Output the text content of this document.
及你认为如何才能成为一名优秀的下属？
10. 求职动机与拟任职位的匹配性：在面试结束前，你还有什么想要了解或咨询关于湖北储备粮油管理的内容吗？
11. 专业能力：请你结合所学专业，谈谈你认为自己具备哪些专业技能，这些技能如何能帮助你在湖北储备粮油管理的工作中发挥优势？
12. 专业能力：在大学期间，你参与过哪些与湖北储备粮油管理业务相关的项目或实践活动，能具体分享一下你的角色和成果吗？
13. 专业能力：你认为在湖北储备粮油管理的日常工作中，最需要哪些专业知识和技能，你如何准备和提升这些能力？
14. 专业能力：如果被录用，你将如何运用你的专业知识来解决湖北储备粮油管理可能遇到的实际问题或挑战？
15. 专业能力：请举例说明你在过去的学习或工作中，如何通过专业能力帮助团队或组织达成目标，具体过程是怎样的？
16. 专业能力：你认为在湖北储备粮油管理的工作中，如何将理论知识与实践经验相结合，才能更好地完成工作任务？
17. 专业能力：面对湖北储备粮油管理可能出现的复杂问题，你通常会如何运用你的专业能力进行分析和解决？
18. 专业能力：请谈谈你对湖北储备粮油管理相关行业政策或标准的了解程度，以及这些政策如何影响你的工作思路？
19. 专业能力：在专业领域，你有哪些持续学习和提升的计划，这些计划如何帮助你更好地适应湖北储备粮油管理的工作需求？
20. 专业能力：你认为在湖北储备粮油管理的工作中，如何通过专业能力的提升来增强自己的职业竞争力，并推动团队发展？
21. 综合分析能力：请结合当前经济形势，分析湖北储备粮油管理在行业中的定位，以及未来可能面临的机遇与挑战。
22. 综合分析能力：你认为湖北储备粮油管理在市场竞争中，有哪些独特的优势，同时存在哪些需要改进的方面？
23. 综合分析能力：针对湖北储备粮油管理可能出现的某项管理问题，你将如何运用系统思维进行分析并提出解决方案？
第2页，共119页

□ □ □ □ □

Each entry is to be returned in full, character for character.

Response to the exercise:
Output the text content of this document.
及你认为如何才能成为一名优秀的下属？
10. 求职动机与拟任职位的匹配性：在面试结束前，你还有什么想要了解或咨询关于湖北储备粮油管理的内容吗？
11. 专业能力：请你结合所学专业，谈谈你认为自己具备哪些专业技能，这些技能如何能帮助你在湖北储备粮油管理的工作中发挥优势？
12. 专业能力：在大学期间，你参与过哪些与湖北储备粮油管理业务相关的项目或实践活动，能具体分享一下你的角色和成果吗？
13. 专业能力：你认为在湖北储备粮油管理的日常工作中，最需要哪些专业知识和技能，你如何准备和提升这些能力？
14. 专业能力：如果被录用，你将如何运用你的专业知识来解决湖北储备粮油管理可能遇到的实际问题或挑战？
15. 专业能力：请举例说明你在过去的学习或工作中，如何通过专业能力帮助团队或组织达成目标，具体过程是怎样的？
16. 专业能力：你认为在湖北储备粮油管理的工作中，如何将理论知识与实践经验相结合，才能更好地完成工作任务？
17. 专业能力：面对湖北储备粮油管理可能出现的复杂问题，你通常会如何运用你的专业能力进行分析和解决？
18. 专业能力：请谈谈你对湖北储备粮油管理相关行业政策或标准的了解程度，以及这些政策如何影响你的工作思路？
19. 专业能力：在专业领域，你有哪些持续学习和提升的计划，这些计划如何帮助你更好地适应湖北储备粮油管理的工作需求？
20. 专业能力：你认为在湖北储备粮油管理的工作中，如何通过专业能力的提升来增强自己的职业竞争力，并推动团队发展？
21. 综合分析能力：请结合当前经济形势，分析湖北储备粮油管理在行业中的定位，以及未来可能面临的机遇与挑战。
22. 综合分析能力：你认为湖北储备粮油管理在市场竞争中，有哪些独特的优势，同时存在哪些需要改进的方面？
23. 综合分析能力：针对湖北储备粮油管理可能出现的某项管理问题，你将如何运用系统思维进行分析并提出解决方案？
第2页，共119页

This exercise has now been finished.